> **TASK DESCRIPTION**
Extract all data as written.

> **Source records**
* BEGIN *

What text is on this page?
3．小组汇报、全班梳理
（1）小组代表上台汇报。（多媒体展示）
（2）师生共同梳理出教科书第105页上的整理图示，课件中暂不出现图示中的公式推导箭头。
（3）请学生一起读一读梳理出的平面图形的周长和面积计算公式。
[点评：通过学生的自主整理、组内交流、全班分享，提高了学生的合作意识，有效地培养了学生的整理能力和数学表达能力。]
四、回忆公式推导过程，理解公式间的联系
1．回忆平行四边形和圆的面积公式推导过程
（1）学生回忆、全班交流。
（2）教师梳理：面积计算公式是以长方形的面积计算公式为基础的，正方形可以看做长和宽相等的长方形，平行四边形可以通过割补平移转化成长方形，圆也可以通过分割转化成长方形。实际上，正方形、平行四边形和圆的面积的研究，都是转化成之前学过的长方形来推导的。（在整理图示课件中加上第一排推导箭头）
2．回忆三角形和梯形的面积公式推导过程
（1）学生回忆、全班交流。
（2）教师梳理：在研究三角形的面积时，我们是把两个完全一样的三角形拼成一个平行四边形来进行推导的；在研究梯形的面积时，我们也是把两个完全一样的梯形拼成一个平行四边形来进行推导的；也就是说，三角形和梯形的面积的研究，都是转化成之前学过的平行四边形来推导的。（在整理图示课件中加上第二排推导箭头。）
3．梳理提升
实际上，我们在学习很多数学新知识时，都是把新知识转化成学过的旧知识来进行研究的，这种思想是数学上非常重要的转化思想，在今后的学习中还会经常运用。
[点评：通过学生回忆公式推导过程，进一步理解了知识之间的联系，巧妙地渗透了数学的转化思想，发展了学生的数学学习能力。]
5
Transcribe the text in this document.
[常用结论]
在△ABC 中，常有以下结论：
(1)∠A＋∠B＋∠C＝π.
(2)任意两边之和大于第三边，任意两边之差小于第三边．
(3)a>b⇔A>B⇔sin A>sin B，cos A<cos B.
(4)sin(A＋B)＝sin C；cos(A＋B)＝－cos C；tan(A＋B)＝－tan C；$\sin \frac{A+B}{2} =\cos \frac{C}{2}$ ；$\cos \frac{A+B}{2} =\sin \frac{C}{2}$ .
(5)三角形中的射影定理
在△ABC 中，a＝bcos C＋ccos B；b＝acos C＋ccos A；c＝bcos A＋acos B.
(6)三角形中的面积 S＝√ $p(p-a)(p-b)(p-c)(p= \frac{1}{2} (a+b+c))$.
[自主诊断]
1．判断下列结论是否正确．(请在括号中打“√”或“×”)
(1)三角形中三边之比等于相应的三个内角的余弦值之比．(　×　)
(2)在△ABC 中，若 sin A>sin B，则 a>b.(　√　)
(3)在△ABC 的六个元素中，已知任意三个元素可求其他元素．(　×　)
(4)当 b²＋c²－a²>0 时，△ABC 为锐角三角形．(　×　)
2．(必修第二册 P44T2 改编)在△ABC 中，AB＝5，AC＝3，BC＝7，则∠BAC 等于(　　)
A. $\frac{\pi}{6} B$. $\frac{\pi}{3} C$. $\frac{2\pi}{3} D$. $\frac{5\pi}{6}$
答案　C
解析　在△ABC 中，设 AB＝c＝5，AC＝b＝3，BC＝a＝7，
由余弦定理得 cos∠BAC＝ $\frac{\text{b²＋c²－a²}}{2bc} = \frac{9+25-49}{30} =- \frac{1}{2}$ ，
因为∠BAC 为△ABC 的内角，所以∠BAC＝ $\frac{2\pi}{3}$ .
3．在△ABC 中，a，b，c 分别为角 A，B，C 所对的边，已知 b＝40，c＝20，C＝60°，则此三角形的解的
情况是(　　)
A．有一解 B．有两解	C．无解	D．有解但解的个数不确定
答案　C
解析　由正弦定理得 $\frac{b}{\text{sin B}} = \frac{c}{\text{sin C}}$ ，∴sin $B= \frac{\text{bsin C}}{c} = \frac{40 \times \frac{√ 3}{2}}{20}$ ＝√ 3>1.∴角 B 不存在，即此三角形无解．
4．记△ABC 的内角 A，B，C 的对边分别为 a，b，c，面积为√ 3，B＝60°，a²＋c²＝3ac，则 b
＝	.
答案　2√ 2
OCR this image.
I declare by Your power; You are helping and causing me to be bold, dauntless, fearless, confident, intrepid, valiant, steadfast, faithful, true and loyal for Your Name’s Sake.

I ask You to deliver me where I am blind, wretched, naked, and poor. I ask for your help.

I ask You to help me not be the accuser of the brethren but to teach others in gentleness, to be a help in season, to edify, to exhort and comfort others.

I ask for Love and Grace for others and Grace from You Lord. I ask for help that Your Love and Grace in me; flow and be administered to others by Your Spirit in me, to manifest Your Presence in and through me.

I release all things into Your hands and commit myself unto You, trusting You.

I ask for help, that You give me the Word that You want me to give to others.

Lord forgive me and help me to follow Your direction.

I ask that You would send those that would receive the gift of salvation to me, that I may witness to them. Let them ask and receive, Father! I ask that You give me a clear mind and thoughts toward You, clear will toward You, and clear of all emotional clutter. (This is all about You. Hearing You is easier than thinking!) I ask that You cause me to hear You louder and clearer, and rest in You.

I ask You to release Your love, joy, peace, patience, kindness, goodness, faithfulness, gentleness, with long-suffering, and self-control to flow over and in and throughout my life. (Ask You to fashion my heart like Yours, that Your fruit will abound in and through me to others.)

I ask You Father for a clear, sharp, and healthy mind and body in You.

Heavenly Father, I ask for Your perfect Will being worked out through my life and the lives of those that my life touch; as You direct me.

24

* END *

> **TASK SOLUTION**
What text is on this page?
3．小组汇报、全班梳理
（1）小组代表上台汇报。（多媒体展示）
（2）师生共同梳理出教科书第105页上的整理图示，课件中暂不出现图示中的公式推导箭头。
（3）请学生一起读一读梳理出的平面图形的周长和面积计算公式。
[点评：通过学生的自主整理、组内交流、全班分享，提高了学生的合作意识，有效地培养了学生的整理能力和数学表达能力。]
四、回忆公式推导过程，理解公式间的联系
1．回忆平行四边形和圆的面积公式推导过程
（1）学生回忆、全班交流。
（2）教师梳理：面积计算公式是以长方形的面积计算公式为基础的，正方形可以看做长和宽相等的长方形，平行四边形可以通过割补平移转化成长方形，圆也可以通过分割转化成长方形。实际上，正方形、平行四边形和圆的面积的研究，都是转化成之前学过的长方形来推导的。（在整理图示课件中加上第一排推导箭头）
2．回忆三角形和梯形的面积公式推导过程
（1）学生回忆、全班交流。
（2）教师梳理：在研究三角形的面积时，我们是把两个完全一样的三角形拼成一个平行四边形来进行推导的；在研究梯形的面积时，我们也是把两个完全一样的梯形拼成一个平行四边形来进行推导的；也就是说，三角形和梯形的面积的研究，都是转化成之前学过的平行四边形来推导的。（在整理图示课件中加上第二排推导箭头。）
3．梳理提升
实际上，我们在学习很多数学新知识时，都是把新知识转化成学过的旧知识来进行研究的，这种思想是数学上非常重要的转化思想，在今后的学习中还会经常运用。
[点评：通过学生回忆公式推导过程，进一步理解了知识之间的联系，巧妙地渗透了数学的转化思想，发展了学生的数学学习能力。]
5
Transcribe the text in this document.
[常用结论]
在△ABC 中，常有以下结论：
(1)∠A＋∠B＋∠C＝π.
(2)任意两边之和大于第三边，任意两边之差小于第三边．
(3)a>b⇔A>B⇔sin A>sin B，cos A<cos B.
(4)sin(A＋B)＝sin C；cos(A＋B)＝－cos C；tan(A＋B)＝－tan C；$\sin \frac{A+B}{2} =\cos \frac{C}{2}$ ；$\cos \frac{A+B}{2} =\sin \frac{C}{2}$ .
(5)三角形中的射影定理
在△ABC 中，a＝bcos C＋ccos B；b＝acos C＋ccos A；c＝bcos A＋acos B.
(6)三角形中的面积 S＝√ $p(p-a)(p-b)(p-c)(p= \frac{1}{2} (a+b+c))$.
[自主诊断]
1．判断下列结论是否正确．(请在括号中打“√”或“×”)
(1)三角形中三边之比等于相应的三个内角的余弦值之比．(　×　)
(2)在△ABC 中，若 sin A>sin B，则 a>b.(　√　)
(3)在△ABC 的六个元素中，已知任意三个元素可求其他元素．(　×　)
(4)当 b²＋c²－a²>0 时，△ABC 为锐角三角形．(　×　)
2．(必修第二册 P44T2 改编)在△ABC 中，AB＝5，AC＝3，BC＝7，则∠BAC 等于(　　)
A. $\frac{\pi}{6} B$. $\frac{\pi}{3} C$. $\frac{2\pi}{3} D$. $\frac{5\pi}{6}$
答案　C
解析　在△ABC 中，设 AB＝c＝5，AC＝b＝3，BC＝a＝7，
由余弦定理得 cos∠BAC＝ $\frac{\text{b²＋c²－a²}}{2bc} = \frac{9+25-49}{30} =- \frac{1}{2}$ ，
因为∠BAC 为△ABC 的内角，所以∠BAC＝ $\frac{2\pi}{3}$ .
3．在△ABC 中，a，b，c 分别为角 A，B，C 所对的边，已知 b＝40，c＝20，C＝60°，则此三角形的解的
情况是(　　)
A．有一解 B．有两解	C．无解	D．有解但解的个数不确定
答案　C
解析　由正弦定理得 $\frac{b}{\text{sin B}} = \frac{c}{\text{sin C}}$ ，∴sin $B= \frac{\text{bsin C}}{c} = \frac{40 \times \frac{√ 3}{2}}{20}$ ＝√ 3>1.∴角 B 不存在，即此三角形无解．
4．记△ABC 的内角 A，B，C 的对边分别为 a，b，c，面积为√ 3，B＝60°，a²＋c²＝3ac，则 b
＝	.
答案　2√ 2
OCR this image.
I declare by Your power; You are helping and causing me to be bold, dauntless, fearless, confident, intrepid, valiant, steadfast, faithful, true and loyal for Your Name’s Sake.

I ask You to deliver me where I am blind, wretched, naked, and poor. I ask for your help.

I ask You to help me not be the accuser of the brethren but to teach others in gentleness, to be a help in season, to edify, to exhort and comfort others.

I ask for Love and Grace for others and Grace from You Lord. I ask for help that Your Love and Grace in me; flow and be administered to others by Your Spirit in me, to manifest Your Presence in and through me.

I release all things into Your hands and commit myself unto You, trusting You.

I ask for help, that You give me the Word that You want me to give to others.

Lord forgive me and help me to follow Your direction.

I ask that You would send those that would receive the gift of salvation to me, that I may witness to them. Let them ask and receive, Father! I ask that You give me a clear mind and thoughts toward You, clear will toward You, and clear of all emotional clutter. (This is all about You. Hearing You is easier than thinking!) I ask that You cause me to hear You louder and clearer, and rest in You.

I ask You to release Your love, joy, peace, patience, kindness, goodness, faithfulness, gentleness, with long-suffering, and self-control to flow over and in and throughout my life. (Ask You to fashion my heart like Yours, that Your fruit will abound in and through me to others.)

I ask You Father for a clear, sharp, and healthy mind and body in You.

Heavenly Father, I ask for Your perfect Will being worked out through my life and the lives of those that my life touch; as You direct me.

24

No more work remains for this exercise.